─── Dataset ───

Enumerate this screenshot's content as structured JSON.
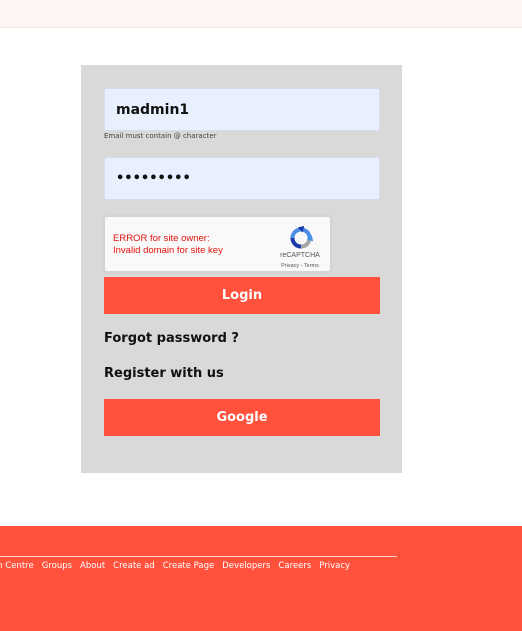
{
  "login": {
    "username_value": "madmin1",
    "email_hint": "Email must contain @ character",
    "password_value": "•••••••••",
    "captcha": {
      "error_line1": "ERROR for site owner:",
      "error_line2": "Invalid domain for site key",
      "brand": "reCAPTCHA",
      "terms": "Privacy - Terms"
    },
    "login_button": "Login",
    "forgot_link": "Forgot password ?",
    "register_link": "Register with us",
    "google_button": "Google"
  },
  "footer": {
    "links": [
      "on Centre",
      "Groups",
      "About",
      "Create ad",
      "Create Page",
      "Developers",
      "Careers",
      "Privacy"
    ]
  },
  "colors": {
    "accent": "#ff513b",
    "card_bg": "#d9d9d9",
    "input_bg": "#e8f0fe"
  }
}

───

Except for the pictures, give all the material above again verbatim.

Exercise output
Enumerate this screenshot's content as structured JSON.
{
  "login": {
    "username_value": "madmin1",
    "email_hint": "Email must contain @ character",
    "password_value": "•••••••••",
    "captcha": {
      "error_line1": "ERROR for site owner:",
      "error_line2": "Invalid domain for site key",
      "brand": "reCAPTCHA",
      "terms": "Privacy - Terms"
    },
    "login_button": "Login",
    "forgot_link": "Forgot password ?",
    "register_link": "Register with us",
    "google_button": "Google"
  },
  "footer": {
    "links": [
      "on Centre",
      "Groups",
      "About",
      "Create ad",
      "Create Page",
      "Developers",
      "Careers",
      "Privacy"
    ]
  },
  "colors": {
    "accent": "#ff513b",
    "card_bg": "#d9d9d9",
    "input_bg": "#e8f0fe"
  }
}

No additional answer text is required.